▸ **EJERCICIO**: Indique si cada afirmación concuerda con la entrevista al teólogo Giuseppe Angelini y cite textualmente las palabras que lo deciden. (a) Angelini considera el descenso de la natalidad en Italia o España un signo evidente de la emergencia. (b) El último libro de Angelini se titula «Educar se puede, pero ¿se debe?». (c) Según Angelini, hoy se hace cada vez más referencia al mundo.

▸ **TEXTO DE LECTURA**:
++++++++++
¿Se
puede educar todavía?
Entrevista con el teólogo Giuseppe Angelini
MILAN, 26 abril 2002 (ZENIT.org-Avvenire).-¿Se puede educar todavía? No es una
pregunta retórica sino que surge de la dificultad que hoy encuentran muchos
padres en transmitir lo que han recibido de sus padres.
«Educar se debe, pero ¿se puede?» es el título del último libro en italiano del
teólogo Giuseppe Angelini en el que reflexiona sobre cómo hoy en Occidente
cuesta más que nunca educar. El autor explica su postura sobre el tema.
--Usted alude a una carencia de referencia al mundo externo en la educación
de los hijos. Da la impresión de que hoy día se tiene hijos para satisfacer las
propias necesidades afectivas y no tanto para lanzar a los hijos a una historia
colectiva. ¿Se podría decir que Occidente vive una emergencia en la transmisión
generacional?
--Giuseppe Angelini: Hay una emergencia tanto en lo que se refiere a la
relación entre generaciones como a la decisión misma de tener hijos. El declive
impresionante de la natalidad, en algunos países como Italia o España, es un
signo evidente. Convertirse en padres comporta la necesidad de dar razón ante
los hijos del sentido de la vida. Comporta, por tanto, que se afirme esa
esperanza en virtud de la cual la vida es una ventaja. De esta esperanza, sin
embargo, no se puede dar razón sin referirse al gran mundo, a toda la sociedad,
a la tradición común. Hoy se hace cada vez menos referencia al mundo. Las
motivaciones ligadas a la espontaneidad afectiva amenazan con convertirse en
las únicas y hacer de la familia afectiva una especie de prisión para el hijo
de la que le es difícil salir.
--Algunos sociólogos hablan de «familia maternal» en la que la figura
materna es preponderante. ¿Está de acuerdo?
++++++++++
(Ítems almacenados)
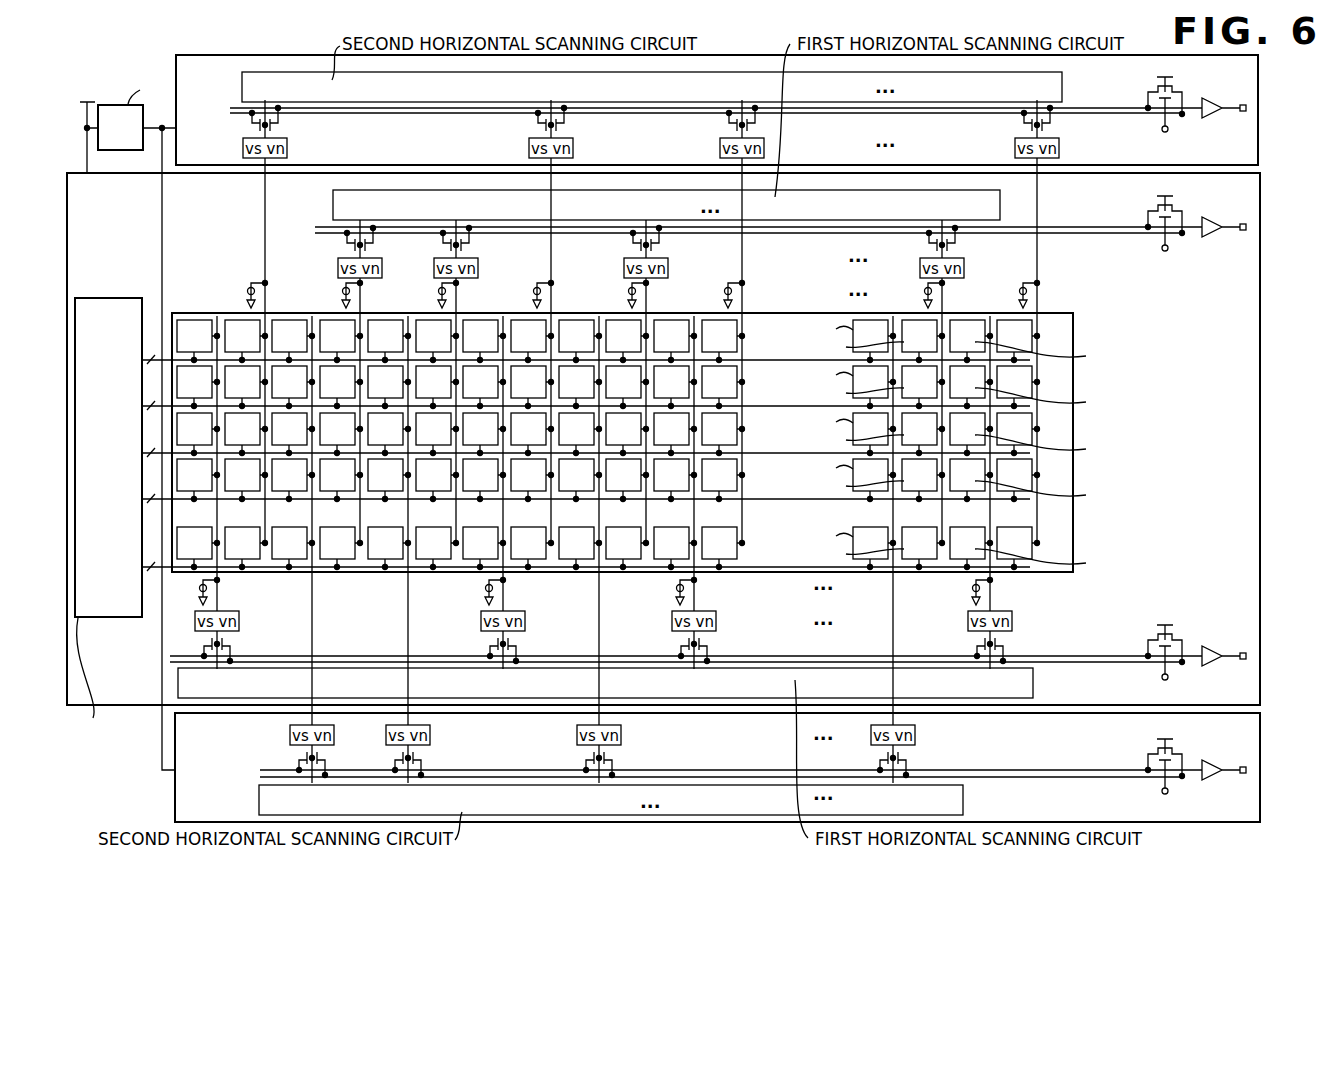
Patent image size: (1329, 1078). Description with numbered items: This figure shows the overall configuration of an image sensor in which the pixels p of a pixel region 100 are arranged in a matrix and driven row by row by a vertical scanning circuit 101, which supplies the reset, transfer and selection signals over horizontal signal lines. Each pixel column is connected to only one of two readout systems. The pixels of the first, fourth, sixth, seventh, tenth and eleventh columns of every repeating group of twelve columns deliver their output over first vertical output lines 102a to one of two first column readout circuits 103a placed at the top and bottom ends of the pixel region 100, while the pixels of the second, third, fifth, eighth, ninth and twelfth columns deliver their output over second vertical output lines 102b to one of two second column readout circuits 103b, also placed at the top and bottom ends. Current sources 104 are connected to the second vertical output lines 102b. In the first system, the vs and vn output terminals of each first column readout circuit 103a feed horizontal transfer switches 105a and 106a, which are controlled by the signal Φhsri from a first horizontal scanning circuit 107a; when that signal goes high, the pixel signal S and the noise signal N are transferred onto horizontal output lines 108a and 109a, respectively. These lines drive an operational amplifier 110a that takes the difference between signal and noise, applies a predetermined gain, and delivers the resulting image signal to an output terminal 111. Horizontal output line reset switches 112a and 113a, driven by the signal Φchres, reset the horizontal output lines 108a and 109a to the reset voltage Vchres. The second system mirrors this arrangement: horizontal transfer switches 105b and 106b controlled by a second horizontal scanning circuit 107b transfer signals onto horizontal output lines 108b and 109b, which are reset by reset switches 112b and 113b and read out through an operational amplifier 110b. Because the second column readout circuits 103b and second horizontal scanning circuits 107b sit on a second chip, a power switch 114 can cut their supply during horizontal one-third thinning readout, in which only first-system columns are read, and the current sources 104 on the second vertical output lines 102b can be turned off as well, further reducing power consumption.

The pixel region 100 is at (190, 314).
The vertical scanning circuit 101 is at (110, 298).
The first vertical output line 102a is at (215, 316).
The second vertical output line 102b is at (265, 212).
The first column readout circuit 103a is at (477, 264).
The second column readout circuit 103b is at (288, 150).
The current source 104 is at (200, 641).
The horizontal transfer switch 105a is at (344, 256).
The horizontal transfer switch (second) 105b is at (252, 122).
The horizontal transfer switch 106a is at (377, 250).
The horizontal transfer switch (second) 106b is at (280, 124).
The first horizontal scanning circuit 107a is at (1002, 204).
The second horizontal scanning circuit 107b is at (1062, 96).
The horizontal output line 108a is at (345, 240).
The horizontal output line (second) 108b is at (415, 114).
The horizontal output line 109a is at (328, 228).
The second horizontal scanning circuit shift register 109b is at (235, 108).
The operational amplifier 110a is at (1216, 234).
The output amplifier (second) 110b is at (1214, 118).
The output terminal 111 is at (1241, 653).
The horizontal output line reset switch 112a is at (1181, 216).
The horizontal output line reset switch (second) 112b is at (1182, 100).
The horizontal output line reset switch 113a is at (1149, 214).
The reset voltage supply Vchres (second) 113b is at (1150, 98).
The power switch 114 is at (136, 140).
++++++++++
▸ **SOLUCIÓN ESCRITA**:
(a) Sí: «El declive impresionante de la natalidad, en algunos países como Italia o España, es un signo evidente».
(b) No: «Educar se debe, pero ¿se puede?» es el título del último libro.
(c) No: «Hoy se hace cada vez menos referencia al mundo».